[Stored data]
● ● ● ●

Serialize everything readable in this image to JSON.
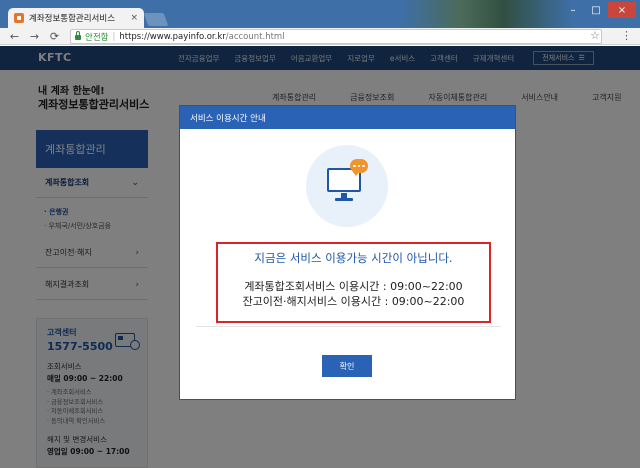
{
  "browser": {
    "tab_title": "계좌정보통합관리서비스",
    "tab_close": "×",
    "back": "←",
    "forward": "→",
    "reload": "⟳",
    "secure_label": "안전함",
    "url_host": "https://www.payinfo.or.kr",
    "url_path": "/account.html",
    "star": "☆",
    "menu": "⋮",
    "minimize": "–",
    "maximize": "□",
    "close": "×"
  },
  "site": {
    "logo": "KFTC",
    "nav": [
      "전자금융업무",
      "금융정보업무",
      "어음교환업무",
      "지로업무",
      "e서비스",
      "고객센터",
      "규제개혁센터"
    ],
    "all_services": "전체서비스",
    "all_services_icon": "☰",
    "slogan_line1": "내 계좌 한눈에!",
    "slogan_line2": "계좌정보통합관리서비스",
    "subnav": [
      "계좌통합관리",
      "금융정보조회",
      "자동이체통합관리",
      "서비스안내",
      "고객지원"
    ]
  },
  "sidebar": {
    "title": "계좌통합관리",
    "chevron": "⌄",
    "arrow": "›",
    "items": [
      {
        "label": "계좌통합조회"
      },
      {
        "label": "잔고이전·해지"
      },
      {
        "label": "해지결과조회"
      }
    ],
    "subitems": [
      "· 은행권",
      "· 우체국/서민/상호금융"
    ],
    "customer_center": {
      "label": "고객센터",
      "phone": "1577-5500",
      "inquiry_section": "조회서비스",
      "inquiry_hours": "매일 09:00 ~ 22:00",
      "inquiry_list": [
        "· 계좌조회서비스",
        "· 금융정보조회서비스",
        "· 자동이체조회서비스",
        "· 동의내역 확인서비스"
      ],
      "change_section": "해지 및 변경서비스",
      "change_hours": "영업일 09:00 ~ 17:00"
    }
  },
  "modal": {
    "title": "서비스 이용시간 안내",
    "message": "지금은 서비스 이용가능 시간이 아닙니다.",
    "time_line1": "계좌통합조회서비스 이용시간 : 09:00~22:00",
    "time_line2": "잔고이전·해지서비스 이용시간 : 09:00~22:00",
    "ok_label": "확인"
  },
  "colors": {
    "titlebar": "#3e6fa6",
    "site_nav": "#23487e",
    "primary": "#2a63b6",
    "accent_red": "#d9252a",
    "bubble_orange": "#f0942c"
  }
}
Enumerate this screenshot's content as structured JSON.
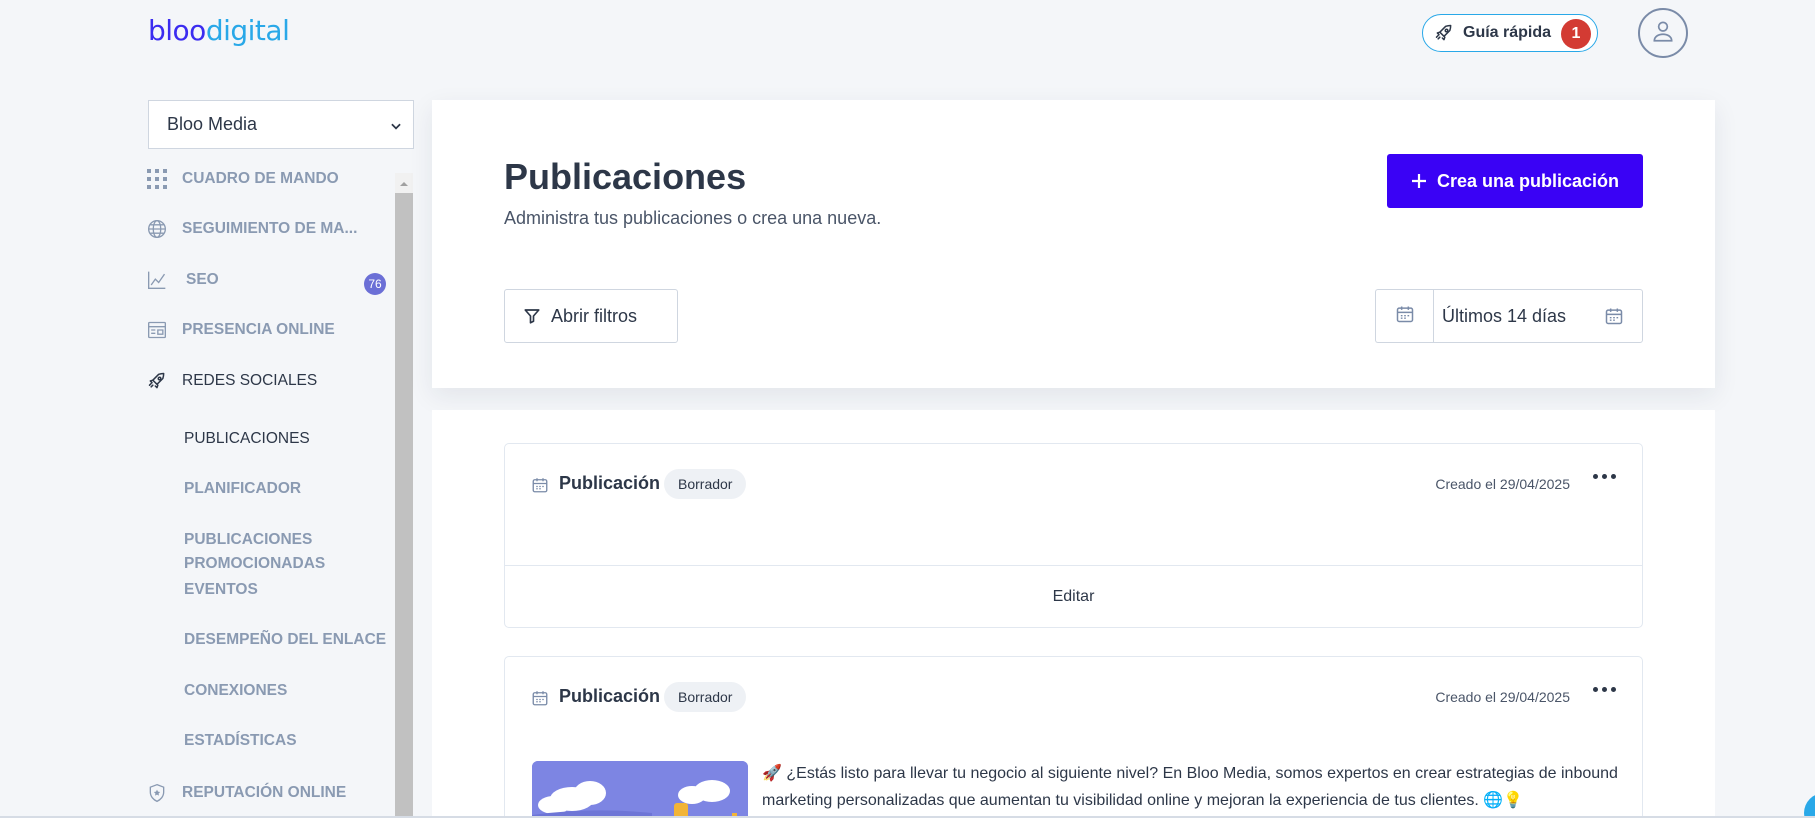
{
  "logo": {
    "part1": "bloo",
    "part2": "digital"
  },
  "topbar": {
    "guide_label": "Guía rápida",
    "guide_badge": "1",
    "avatar_icon": "user-icon"
  },
  "sidebar": {
    "account": "Bloo Media",
    "items": [
      {
        "label": "CUADRO DE MANDO",
        "icon": "grid-icon"
      },
      {
        "label": "SEGUIMIENTO DE MA...",
        "icon": "globe-icon"
      },
      {
        "label": "SEO",
        "icon": "chart-line-icon",
        "badge": "76"
      },
      {
        "label": "PRESENCIA ONLINE",
        "icon": "listing-icon"
      },
      {
        "label": "REDES SOCIALES",
        "icon": "rocket-icon"
      }
    ],
    "sub_items": [
      {
        "label": "PUBLICACIONES"
      },
      {
        "label": "PLANIFICADOR"
      },
      {
        "label": "PUBLICACIONES PROMOCIONADAS"
      },
      {
        "label": "EVENTOS"
      },
      {
        "label": "DESEMPEÑO DEL ENLACE"
      },
      {
        "label": "CONEXIONES"
      },
      {
        "label": "ESTADÍSTICAS"
      }
    ],
    "reputation": {
      "label": "REPUTACIÓN ONLINE",
      "icon": "shield-icon"
    }
  },
  "header": {
    "title": "Publicaciones",
    "subtitle": "Administra tus publicaciones o crea una nueva.",
    "create_label": "Crea una publicación",
    "filters_label": "Abrir filtros",
    "date_range": "Últimos 14 días"
  },
  "posts": [
    {
      "title": "Publicación",
      "status": "Borrador",
      "created": "Creado el 29/04/2025",
      "action": "Editar"
    },
    {
      "title": "Publicación",
      "status": "Borrador",
      "created": "Creado el 29/04/2025",
      "text": "🚀 ¿Estás listo para llevar tu negocio al siguiente nivel? En Bloo Media, somos expertos en crear estrategias de inbound marketing personalizadas que aumentan tu visibilidad online y mejoran la experiencia de tus clientes. 🌐💡"
    }
  ],
  "colors": {
    "primary": "#3a02f5",
    "accent": "#29a8e8",
    "badge_red": "#d33b33",
    "nav_muted": "#8a9ab2"
  }
}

● ● ● ●

Written problem:
Locate each line with the word "this" and copy it.

Exercise answer:
Serialize everything readable in this image to JSON.
Enumerate this screenshot's content as structured JSON.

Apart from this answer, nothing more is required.